WRITTEN TASK:
Provide the data again in its entirety, exactly as given.

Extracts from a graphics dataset
◇ ◇ ◇ ◇

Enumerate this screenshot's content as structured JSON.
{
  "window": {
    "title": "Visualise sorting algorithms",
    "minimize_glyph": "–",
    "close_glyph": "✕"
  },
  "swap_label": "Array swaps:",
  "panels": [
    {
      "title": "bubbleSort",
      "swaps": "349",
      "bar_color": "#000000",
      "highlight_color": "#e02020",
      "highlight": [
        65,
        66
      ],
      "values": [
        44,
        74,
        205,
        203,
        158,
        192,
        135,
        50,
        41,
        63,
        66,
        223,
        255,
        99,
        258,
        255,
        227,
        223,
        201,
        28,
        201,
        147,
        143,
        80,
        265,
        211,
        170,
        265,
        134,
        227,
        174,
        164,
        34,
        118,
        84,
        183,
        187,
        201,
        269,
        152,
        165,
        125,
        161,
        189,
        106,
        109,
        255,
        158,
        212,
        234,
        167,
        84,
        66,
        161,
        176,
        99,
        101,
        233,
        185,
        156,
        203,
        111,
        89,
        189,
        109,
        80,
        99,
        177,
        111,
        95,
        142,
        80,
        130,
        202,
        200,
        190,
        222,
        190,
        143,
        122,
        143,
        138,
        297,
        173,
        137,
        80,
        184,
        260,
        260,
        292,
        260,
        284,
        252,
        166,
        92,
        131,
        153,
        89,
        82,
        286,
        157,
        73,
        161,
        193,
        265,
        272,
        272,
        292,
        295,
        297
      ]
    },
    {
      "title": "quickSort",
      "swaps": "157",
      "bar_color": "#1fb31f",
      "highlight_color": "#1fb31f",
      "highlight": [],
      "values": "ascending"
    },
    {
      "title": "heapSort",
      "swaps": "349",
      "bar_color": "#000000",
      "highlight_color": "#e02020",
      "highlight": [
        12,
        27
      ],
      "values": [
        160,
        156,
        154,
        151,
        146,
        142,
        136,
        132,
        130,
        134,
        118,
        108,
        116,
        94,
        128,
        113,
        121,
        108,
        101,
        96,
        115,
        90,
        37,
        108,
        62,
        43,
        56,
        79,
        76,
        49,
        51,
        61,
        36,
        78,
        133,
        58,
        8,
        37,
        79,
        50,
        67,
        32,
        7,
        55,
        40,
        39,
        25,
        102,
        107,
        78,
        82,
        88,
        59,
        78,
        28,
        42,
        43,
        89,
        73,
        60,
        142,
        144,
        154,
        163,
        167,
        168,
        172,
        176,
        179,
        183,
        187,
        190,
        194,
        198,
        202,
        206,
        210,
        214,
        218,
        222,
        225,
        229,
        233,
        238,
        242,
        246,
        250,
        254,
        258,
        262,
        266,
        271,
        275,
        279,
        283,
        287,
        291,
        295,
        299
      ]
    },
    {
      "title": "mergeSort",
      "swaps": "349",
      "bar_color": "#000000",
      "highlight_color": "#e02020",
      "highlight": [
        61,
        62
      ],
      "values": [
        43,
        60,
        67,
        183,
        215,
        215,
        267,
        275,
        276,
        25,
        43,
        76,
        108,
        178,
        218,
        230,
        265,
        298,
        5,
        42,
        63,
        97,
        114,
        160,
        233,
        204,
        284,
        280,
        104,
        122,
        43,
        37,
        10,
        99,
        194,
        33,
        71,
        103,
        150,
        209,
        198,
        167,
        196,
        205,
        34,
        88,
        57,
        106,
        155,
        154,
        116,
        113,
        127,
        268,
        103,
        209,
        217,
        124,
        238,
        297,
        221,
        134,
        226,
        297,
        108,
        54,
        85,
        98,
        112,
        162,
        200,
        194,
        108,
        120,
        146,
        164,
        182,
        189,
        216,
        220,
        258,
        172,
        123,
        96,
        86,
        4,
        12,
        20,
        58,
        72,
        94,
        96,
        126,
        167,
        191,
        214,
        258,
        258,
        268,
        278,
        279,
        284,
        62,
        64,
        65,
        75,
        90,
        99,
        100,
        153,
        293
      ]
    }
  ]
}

◇ ◇ ◇ ◇

ANSWER TO THIS PROBLEM:
Enumerate this screenshot's content as structured JSON.
{
  "window": {
    "title": "Visualise sorting algorithms",
    "minimize_glyph": "–",
    "close_glyph": "✕"
  },
  "swap_label": "Array swaps:",
  "panels": [
    {
      "title": "bubbleSort",
      "swaps": "349",
      "bar_color": "#000000",
      "highlight_color": "#e02020",
      "highlight": [
        65,
        66
      ],
      "values": [
        44,
        74,
        205,
        203,
        158,
        192,
        135,
        50,
        41,
        63,
        66,
        223,
        255,
        99,
        258,
        255,
        227,
        223,
        201,
        28,
        201,
        147,
        143,
        80,
        265,
        211,
        170,
        265,
        134,
        227,
        174,
        164,
        34,
        118,
        84,
        183,
        187,
        201,
        269,
        152,
        165,
        125,
        161,
        189,
        106,
        109,
        255,
        158,
        212,
        234,
        167,
        84,
        66,
        161,
        176,
        99,
        101,
        233,
        185,
        156,
        203,
        111,
        89,
        189,
        109,
        80,
        99,
        177,
        111,
        95,
        142,
        80,
        130,
        202,
        200,
        190,
        222,
        190,
        143,
        122,
        143,
        138,
        297,
        173,
        137,
        80,
        184,
        260,
        260,
        292,
        260,
        284,
        252,
        166,
        92,
        131,
        153,
        89,
        82,
        286,
        157,
        73,
        161,
        193,
        265,
        272,
        272,
        292,
        295,
        297
      ]
    },
    {
      "title": "quickSort",
      "swaps": "157",
      "bar_color": "#1fb31f",
      "highlight_color": "#1fb31f",
      "highlight": [],
      "values": "ascending"
    },
    {
      "title": "heapSort",
      "swaps": "349",
      "bar_color": "#000000",
      "highlight_color": "#e02020",
      "highlight": [
        12,
        27
      ],
      "values": [
        160,
        156,
        154,
        151,
        146,
        142,
        136,
        132,
        130,
        134,
        118,
        108,
        116,
        94,
        128,
        113,
        121,
        108,
        101,
        96,
        115,
        90,
        37,
        108,
        62,
        43,
        56,
        79,
        76,
        49,
        51,
        61,
        36,
        78,
        133,
        58,
        8,
        37,
        79,
        50,
        67,
        32,
        7,
        55,
        40,
        39,
        25,
        102,
        107,
        78,
        82,
        88,
        59,
        78,
        28,
        42,
        43,
        89,
        73,
        60,
        142,
        144,
        154,
        163,
        167,
        168,
        172,
        176,
        179,
        183,
        187,
        190,
        194,
        198,
        202,
        206,
        210,
        214,
        218,
        222,
        225,
        229,
        233,
        238,
        242,
        246,
        250,
        254,
        258,
        262,
        266,
        271,
        275,
        279,
        283,
        287,
        291,
        295,
        299
      ]
    },
    {
      "title": "mergeSort",
      "swaps": "349",
      "bar_color": "#000000",
      "highlight_color": "#e02020",
      "highlight": [
        61,
        62
      ],
      "values": [
        43,
        60,
        67,
        183,
        215,
        215,
        267,
        275,
        276,
        25,
        43,
        76,
        108,
        178,
        218,
        230,
        265,
        298,
        5,
        42,
        63,
        97,
        114,
        160,
        233,
        204,
        284,
        280,
        104,
        122,
        43,
        37,
        10,
        99,
        194,
        33,
        71,
        103,
        150,
        209,
        198,
        167,
        196,
        205,
        34,
        88,
        57,
        106,
        155,
        154,
        116,
        113,
        127,
        268,
        103,
        209,
        217,
        124,
        238,
        297,
        221,
        134,
        226,
        297,
        108,
        54,
        85,
        98,
        112,
        162,
        200,
        194,
        108,
        120,
        146,
        164,
        182,
        189,
        216,
        220,
        258,
        172,
        123,
        96,
        86,
        4,
        12,
        20,
        58,
        72,
        94,
        96,
        126,
        167,
        191,
        214,
        258,
        258,
        268,
        278,
        279,
        284,
        62,
        64,
        65,
        75,
        90,
        99,
        100,
        153,
        293
      ]
    }
  ]
}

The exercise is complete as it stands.